----- Data for the task

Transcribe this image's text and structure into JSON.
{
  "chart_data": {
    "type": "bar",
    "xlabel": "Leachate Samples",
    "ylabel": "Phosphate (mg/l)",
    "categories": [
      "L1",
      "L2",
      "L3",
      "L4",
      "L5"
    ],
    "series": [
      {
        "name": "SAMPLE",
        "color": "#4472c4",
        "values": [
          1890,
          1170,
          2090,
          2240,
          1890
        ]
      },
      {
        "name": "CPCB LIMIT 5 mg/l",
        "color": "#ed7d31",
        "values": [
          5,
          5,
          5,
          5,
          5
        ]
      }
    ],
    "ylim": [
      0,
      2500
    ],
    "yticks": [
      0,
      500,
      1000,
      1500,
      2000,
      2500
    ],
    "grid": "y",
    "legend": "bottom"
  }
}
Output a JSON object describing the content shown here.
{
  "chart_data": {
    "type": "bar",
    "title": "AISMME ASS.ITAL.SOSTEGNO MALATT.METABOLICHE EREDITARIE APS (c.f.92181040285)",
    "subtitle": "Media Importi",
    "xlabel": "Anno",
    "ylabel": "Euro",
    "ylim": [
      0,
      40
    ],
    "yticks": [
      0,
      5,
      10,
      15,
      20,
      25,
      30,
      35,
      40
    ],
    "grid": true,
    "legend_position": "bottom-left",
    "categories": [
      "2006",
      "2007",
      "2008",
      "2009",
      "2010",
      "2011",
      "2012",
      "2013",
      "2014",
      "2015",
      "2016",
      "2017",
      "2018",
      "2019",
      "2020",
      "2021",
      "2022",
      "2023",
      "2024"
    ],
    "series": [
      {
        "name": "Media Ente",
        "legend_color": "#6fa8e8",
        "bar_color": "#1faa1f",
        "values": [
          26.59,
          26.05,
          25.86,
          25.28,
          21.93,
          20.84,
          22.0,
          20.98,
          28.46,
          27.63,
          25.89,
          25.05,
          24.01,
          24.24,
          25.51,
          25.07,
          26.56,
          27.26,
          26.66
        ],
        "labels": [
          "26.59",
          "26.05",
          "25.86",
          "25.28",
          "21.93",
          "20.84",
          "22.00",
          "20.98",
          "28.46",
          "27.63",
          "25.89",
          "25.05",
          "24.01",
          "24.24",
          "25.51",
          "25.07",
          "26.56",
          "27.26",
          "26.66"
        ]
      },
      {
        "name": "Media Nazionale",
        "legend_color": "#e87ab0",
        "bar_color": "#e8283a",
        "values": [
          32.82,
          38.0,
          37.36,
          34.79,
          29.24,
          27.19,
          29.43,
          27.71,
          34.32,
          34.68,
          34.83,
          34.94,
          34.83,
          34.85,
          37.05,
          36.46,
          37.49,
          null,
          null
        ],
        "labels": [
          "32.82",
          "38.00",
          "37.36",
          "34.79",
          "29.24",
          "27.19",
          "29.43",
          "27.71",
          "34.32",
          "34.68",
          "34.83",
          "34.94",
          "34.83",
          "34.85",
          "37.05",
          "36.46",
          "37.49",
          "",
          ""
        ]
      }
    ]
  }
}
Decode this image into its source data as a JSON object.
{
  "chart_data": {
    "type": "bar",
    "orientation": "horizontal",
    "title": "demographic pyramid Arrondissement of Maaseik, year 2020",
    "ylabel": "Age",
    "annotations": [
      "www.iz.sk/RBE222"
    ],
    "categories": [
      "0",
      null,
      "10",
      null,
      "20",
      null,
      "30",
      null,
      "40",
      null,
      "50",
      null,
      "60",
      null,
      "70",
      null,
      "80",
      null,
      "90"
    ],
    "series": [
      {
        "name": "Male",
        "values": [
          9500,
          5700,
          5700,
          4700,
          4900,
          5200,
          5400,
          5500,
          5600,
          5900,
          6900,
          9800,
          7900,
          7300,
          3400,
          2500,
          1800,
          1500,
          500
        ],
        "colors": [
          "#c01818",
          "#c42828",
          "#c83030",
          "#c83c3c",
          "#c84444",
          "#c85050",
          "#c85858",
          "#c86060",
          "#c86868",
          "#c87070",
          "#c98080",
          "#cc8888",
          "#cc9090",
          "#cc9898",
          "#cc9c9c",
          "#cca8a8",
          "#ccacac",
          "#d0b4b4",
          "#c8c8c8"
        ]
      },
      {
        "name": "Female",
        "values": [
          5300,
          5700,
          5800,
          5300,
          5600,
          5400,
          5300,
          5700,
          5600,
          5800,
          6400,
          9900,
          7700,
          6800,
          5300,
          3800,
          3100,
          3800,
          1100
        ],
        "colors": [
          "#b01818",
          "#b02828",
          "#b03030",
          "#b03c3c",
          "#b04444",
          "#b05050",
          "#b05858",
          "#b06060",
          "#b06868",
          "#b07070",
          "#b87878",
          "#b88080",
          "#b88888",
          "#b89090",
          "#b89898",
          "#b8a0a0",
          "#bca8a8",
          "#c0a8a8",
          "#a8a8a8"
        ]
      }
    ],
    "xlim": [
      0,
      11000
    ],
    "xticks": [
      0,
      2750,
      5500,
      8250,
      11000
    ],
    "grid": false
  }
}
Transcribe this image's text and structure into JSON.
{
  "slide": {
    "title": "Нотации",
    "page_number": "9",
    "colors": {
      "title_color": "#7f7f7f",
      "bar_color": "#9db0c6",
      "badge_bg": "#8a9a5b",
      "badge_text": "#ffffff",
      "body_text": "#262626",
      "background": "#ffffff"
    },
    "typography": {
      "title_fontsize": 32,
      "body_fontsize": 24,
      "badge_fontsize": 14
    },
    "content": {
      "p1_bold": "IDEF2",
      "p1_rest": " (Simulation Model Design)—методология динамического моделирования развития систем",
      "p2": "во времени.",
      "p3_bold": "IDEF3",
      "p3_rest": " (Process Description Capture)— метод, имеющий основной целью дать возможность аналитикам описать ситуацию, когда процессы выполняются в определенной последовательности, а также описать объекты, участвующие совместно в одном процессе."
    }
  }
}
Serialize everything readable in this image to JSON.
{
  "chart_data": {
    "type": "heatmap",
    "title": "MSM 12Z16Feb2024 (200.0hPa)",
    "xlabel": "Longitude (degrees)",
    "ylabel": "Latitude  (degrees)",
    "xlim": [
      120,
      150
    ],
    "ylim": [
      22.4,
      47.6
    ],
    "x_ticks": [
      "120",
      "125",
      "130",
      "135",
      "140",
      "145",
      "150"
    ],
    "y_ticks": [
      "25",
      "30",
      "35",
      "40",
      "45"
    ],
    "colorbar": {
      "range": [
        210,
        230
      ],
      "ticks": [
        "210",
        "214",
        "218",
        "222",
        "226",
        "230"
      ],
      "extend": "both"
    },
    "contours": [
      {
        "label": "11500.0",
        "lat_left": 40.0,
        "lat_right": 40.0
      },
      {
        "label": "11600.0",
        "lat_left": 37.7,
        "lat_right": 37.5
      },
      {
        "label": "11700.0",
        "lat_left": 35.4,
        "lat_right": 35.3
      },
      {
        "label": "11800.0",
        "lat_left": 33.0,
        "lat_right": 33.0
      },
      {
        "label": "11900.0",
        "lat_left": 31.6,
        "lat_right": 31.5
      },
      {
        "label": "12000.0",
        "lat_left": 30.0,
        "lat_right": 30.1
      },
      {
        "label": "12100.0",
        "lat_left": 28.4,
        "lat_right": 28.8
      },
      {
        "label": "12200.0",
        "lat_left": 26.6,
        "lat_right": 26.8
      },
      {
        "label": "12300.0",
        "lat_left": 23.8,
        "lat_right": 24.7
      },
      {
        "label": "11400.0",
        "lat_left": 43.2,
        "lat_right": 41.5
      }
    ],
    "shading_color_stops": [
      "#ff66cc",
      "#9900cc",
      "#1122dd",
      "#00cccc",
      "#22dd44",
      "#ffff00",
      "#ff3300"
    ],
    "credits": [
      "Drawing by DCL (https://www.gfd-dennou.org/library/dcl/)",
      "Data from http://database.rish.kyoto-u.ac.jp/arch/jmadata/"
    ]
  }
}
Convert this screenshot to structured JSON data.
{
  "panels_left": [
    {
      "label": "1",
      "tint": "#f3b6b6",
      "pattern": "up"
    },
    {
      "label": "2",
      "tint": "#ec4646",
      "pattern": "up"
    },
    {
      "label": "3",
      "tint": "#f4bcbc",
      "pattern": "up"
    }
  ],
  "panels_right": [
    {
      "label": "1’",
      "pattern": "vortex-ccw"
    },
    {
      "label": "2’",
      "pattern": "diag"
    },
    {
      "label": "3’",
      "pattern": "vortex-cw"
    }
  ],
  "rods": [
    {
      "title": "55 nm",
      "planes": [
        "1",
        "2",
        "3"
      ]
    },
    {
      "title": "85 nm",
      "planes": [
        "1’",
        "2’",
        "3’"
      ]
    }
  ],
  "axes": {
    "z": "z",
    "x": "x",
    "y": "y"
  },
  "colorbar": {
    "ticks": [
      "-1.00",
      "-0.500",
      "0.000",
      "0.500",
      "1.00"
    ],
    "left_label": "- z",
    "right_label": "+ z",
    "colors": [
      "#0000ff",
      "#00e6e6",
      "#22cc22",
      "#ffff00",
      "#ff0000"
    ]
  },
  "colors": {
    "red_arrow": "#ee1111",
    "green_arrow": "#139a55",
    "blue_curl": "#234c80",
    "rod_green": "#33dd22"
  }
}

----------

Filter the listing for the word "Media" and copy every line that holds it.

    "subtitle": "Media Importi",
        "name": "Media Ente",
        "name": "Media Nazionale",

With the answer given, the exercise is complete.